Copy each line below in which the string "Forecast" occurs.

Task inputs =>
◆ ◆ ◆
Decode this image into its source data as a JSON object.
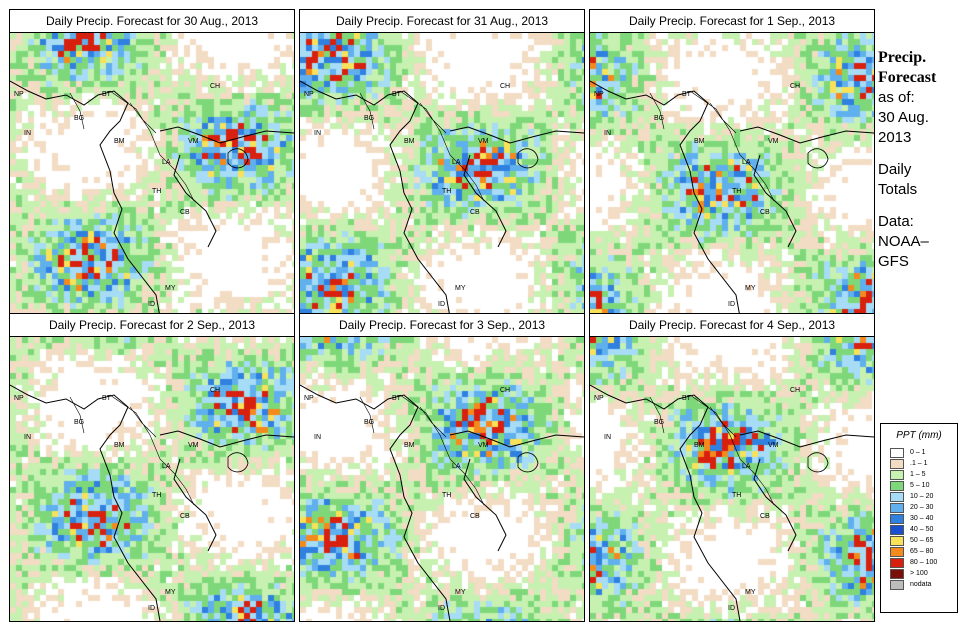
{
  "panels": [
    {
      "title": "Daily Precip. Forecast for  30 Aug., 2013"
    },
    {
      "title": "Daily Precip. Forecast for  31 Aug., 2013"
    },
    {
      "title": "Daily Precip. Forecast for  1 Sep., 2013"
    },
    {
      "title": "Daily Precip. Forecast for  2 Sep., 2013"
    },
    {
      "title": "Daily Precip. Forecast for  3 Sep., 2013"
    },
    {
      "title": "Daily Precip. Forecast for  4 Sep., 2013"
    }
  ],
  "map_labels": {
    "ch": "CH",
    "np": "NP",
    "bt": "BT",
    "in": "IN",
    "bg": "BG",
    "bm": "BM",
    "vm": "VM",
    "la": "LA",
    "th": "TH",
    "cb": "CB",
    "my": "MY",
    "id": "ID"
  },
  "sidebar": {
    "title_line1": "Precip.",
    "title_line2": "Forecast",
    "as_of": "as of:",
    "date_line1": "30 Aug.",
    "date_line2": "2013",
    "daily_line1": "Daily",
    "daily_line2": "Totals",
    "data_line1": "Data:",
    "data_line2": "NOAA–",
    "data_line3": "GFS"
  },
  "legend": {
    "title": "PPT (mm)",
    "items": [
      {
        "label": "0 – 1",
        "color": "#ffffff"
      },
      {
        "label": ".1 – 1",
        "color": "#f2dcc4"
      },
      {
        "label": "1 – 5",
        "color": "#c6f1b0"
      },
      {
        "label": "5 – 10",
        "color": "#7ed87a"
      },
      {
        "label": "10 – 20",
        "color": "#a6dcf6"
      },
      {
        "label": "20 – 30",
        "color": "#5fb0ec"
      },
      {
        "label": "30 – 40",
        "color": "#2f80df"
      },
      {
        "label": "40 – 50",
        "color": "#1a4fd0"
      },
      {
        "label": "50 – 65",
        "color": "#f7e25a"
      },
      {
        "label": "65 – 80",
        "color": "#f48a1c"
      },
      {
        "label": "80 – 100",
        "color": "#d8200e"
      },
      {
        "label": "> 100",
        "color": "#7a0f0a"
      },
      {
        "label": "nodata",
        "color": "#bcbcbc"
      }
    ]
  }
}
◆ ◆ ◆
Written response =>
      "title": "Daily Precip. Forecast for  30 Aug., 2013"
      "title": "Daily Precip. Forecast for  31 Aug., 2013"
      "title": "Daily Precip. Forecast for  1 Sep., 2013"
      "title": "Daily Precip. Forecast for  2 Sep., 2013"
      "title": "Daily Precip. Forecast for  3 Sep., 2013"
      "title": "Daily Precip. Forecast for  4 Sep., 2013"
    "title_line2": "Forecast",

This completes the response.